Work to do
Lines containing the word "nsam" are the ones to copy from the records below.

Dataset records
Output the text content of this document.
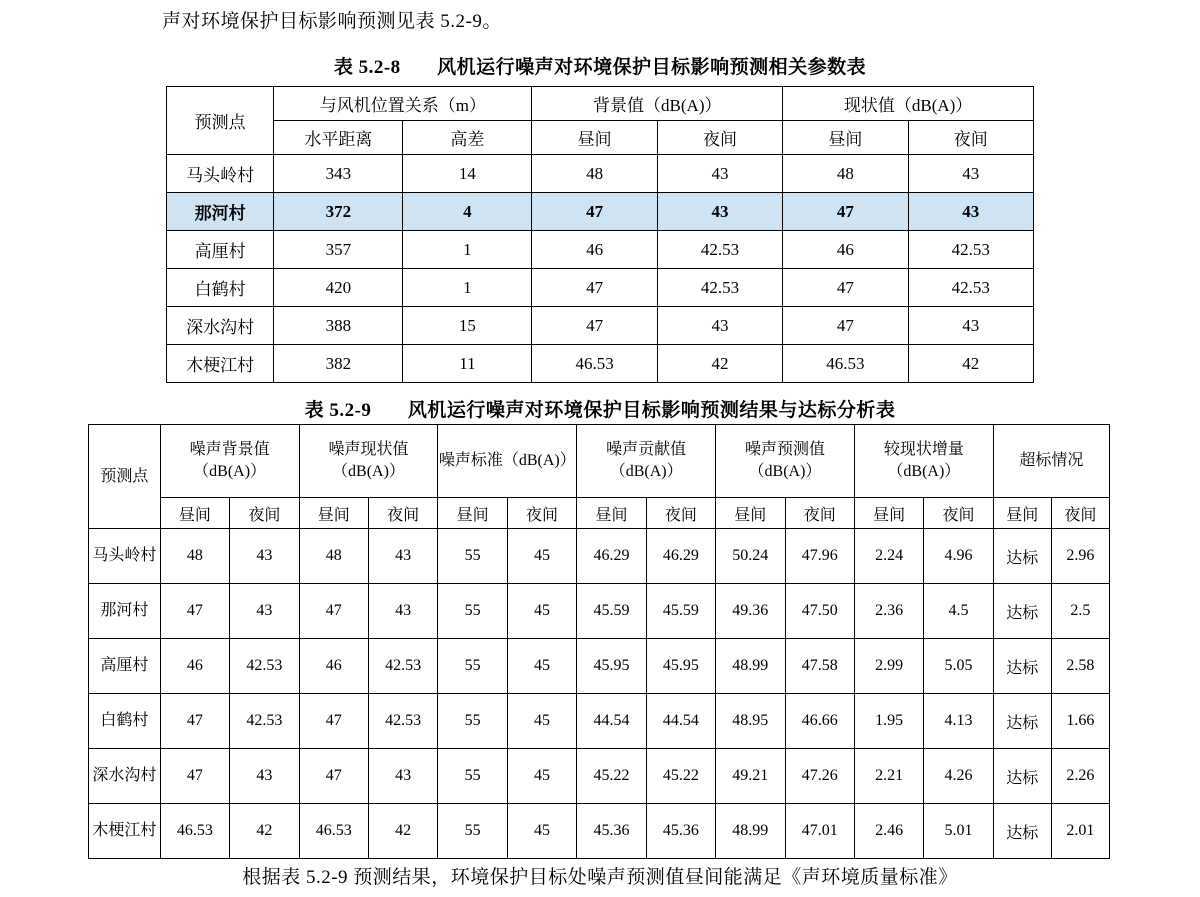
声对环境保护目标影响预测见表 5.2-9。
表 5.2-8 风机运行噪声对环境保护目标影响预测相关参数表
预测点	与风机位置关系（m）		背景值（dB(A)）		现状值（dB(A)）	
	水平距离	高差	昼间	夜间	昼间	夜间
马头岭村	343	14	48	43	48	43
那河村	372	4	47	43	47	43
高厘村	357	1	46	42.53	46	42.53
白鹤村	420	1	47	42.53	47	42.53
深水沟村	388	15	47	43	47	43
木梗江村	382	11	46.53	42	46.53	42
表 5.2-9 风机运行噪声对环境保护目标影响预测结果与达标分析表
预测点	噪声背景值（dB(A)）		噪声现状值（dB(A)）		噪声标准（dB(A)）		噪声贡献值（dB(A)）		噪声预测值（dB(A)）		较现状增量（dB(A)）		超标情况	
	昼间	夜间	昼间	夜间	昼间	夜间	昼间	夜间	昼间	夜间	昼间	夜间	昼间	夜间
马头岭村	48	43	48	43	55	45	46.29	46.29	50.24	47.96	2.24	4.96	达标	2.96
那河村	47	43	47	43	55	45	45.59	45.59	49.36	47.50	2.36	4.5	达标	2.5
高厘村	46	42.53	46	42.53	55	45	45.95	45.95	48.99	47.58	2.99	5.05	达标	2.58
白鹤村	47	42.53	47	42.53	55	45	44.54	44.54	48.95	46.66	1.95	4.13	达标	1.66
深水沟村	47	43	47	43	55	45	45.22	45.22	49.21	47.26	2.21	4.26	达标	2.26
木梗江村	46.53	42	46.53	42	55	45	45.36	45.36	48.99	47.01	2.46	5.01	达标	2.01
根据表 5.2-9 预测结果，环境保护目标处噪声预测值昼间能满足《声环境质量标准》
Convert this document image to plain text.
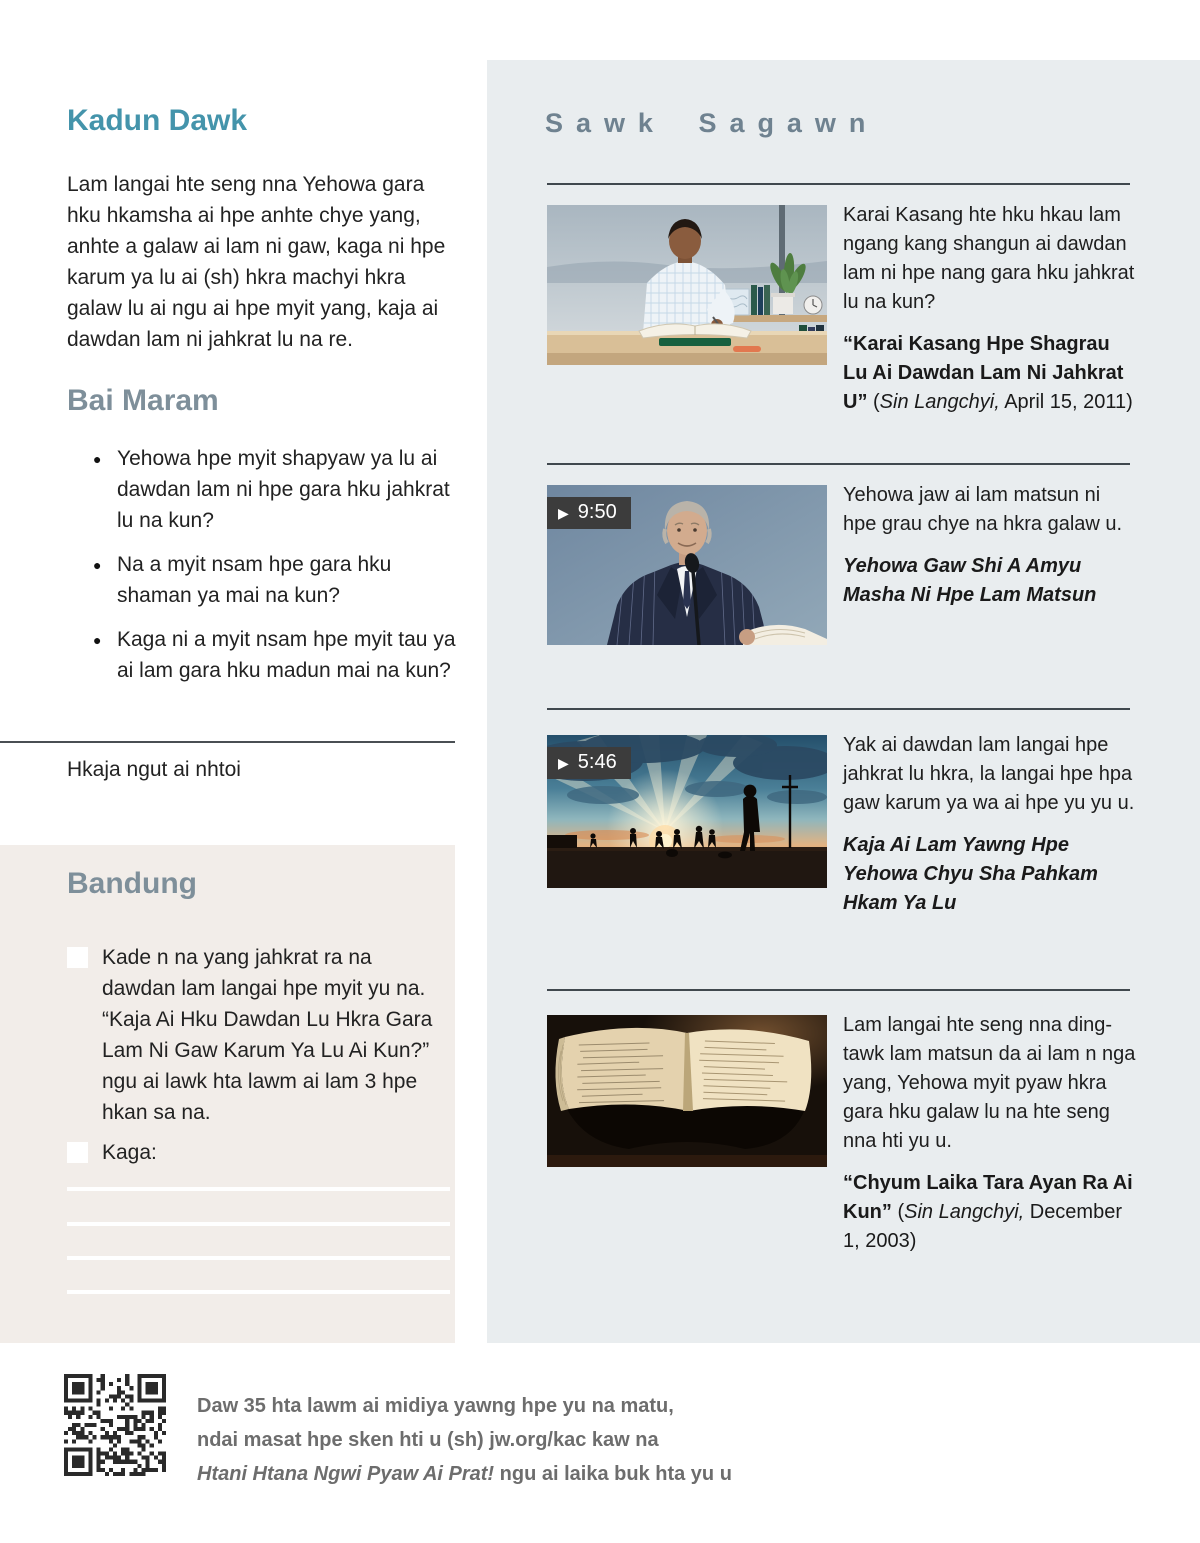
Kadun Dawk

Lam langai hte seng nna Yehowa gara hku hkamsha ai hpe anhte chye yang, anhte a galaw ai lam ni gaw, kaga ni hpe karum ya lu ai (sh) hkra machyi hkra galaw lu ai ngu ai hpe myit yang, kaja ai dawdan lam ni jahkrat lu na re.

Bai Maram
● Yehowa hpe myit shapyaw ya lu ai dawdan lam ni hpe gara hku jahkrat lu na kun?
● Na a myit nsam hpe gara hku shaman ya mai na kun?
● Kaga ni a myit nsam hpe myit tau ya ai lam gara hku madun mai na kun?
Hkaja ngut ai nhtoi
Bandung
Kade n na yang jahkrat ra na dawdan lam langai hpe myit yu na. “Kaja Ai Hku Dawdan Lu Hkra Gara Lam Ni Gaw Karum Ya Lu Ai Kun?” ngu ai lawk hta lawm ai lam 3 hpe hkan sa na.
Kaga:
Sawk Sagawn

Karai Kasang hte hku hkau lam ngang kang shangun ai dawdan lam ni hpe nang gara hku jahkrat lu na kun?

“Karai Kasang Hpe Shagrau Lu Ai Dawdan Lam Ni Jahkrat U” (Sin Langchyi, April 15, 2011)

▶ 9:50

Yehowa jaw ai lam matsun ni hpe grau chye na hkra galaw u.

Yehowa Gaw Shi A Amyu Masha Ni Hpe Lam Matsun

▶ 5:46

Yak ai dawdan lam langai hpe jahkrat lu hkra, la langai hpe hpa gaw karum ya wa ai hpe yu yu u.

Kaja Ai Lam Yawng Hpe Yehowa Chyu Sha Pahkam Hkam Ya Lu

Lam langai hte seng nna dingtawk lam matsun da ai lam n nga yang, Yehowa myit pyaw hkra gara hku galaw lu na hte seng nna hti yu u.

“Chyum Laika Tara Ayan Ra Ai Kun” (Sin Langchyi, December 1, 2003)

Daw 35 hta lawm ai midiya yawng hpe yu na matu,
ndai masat hpe sken hti u (sh) jw.org/kac kaw na
Htani Htana Ngwi Pyaw Ai Prat! ngu ai laika buk hta yu u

Exercise result
● Na a myit nsam hpe gara hku shaman ya mai na kun?
● Kaga ni a myit nsam hpe myit tau ya ai lam gara hku madun mai na kun?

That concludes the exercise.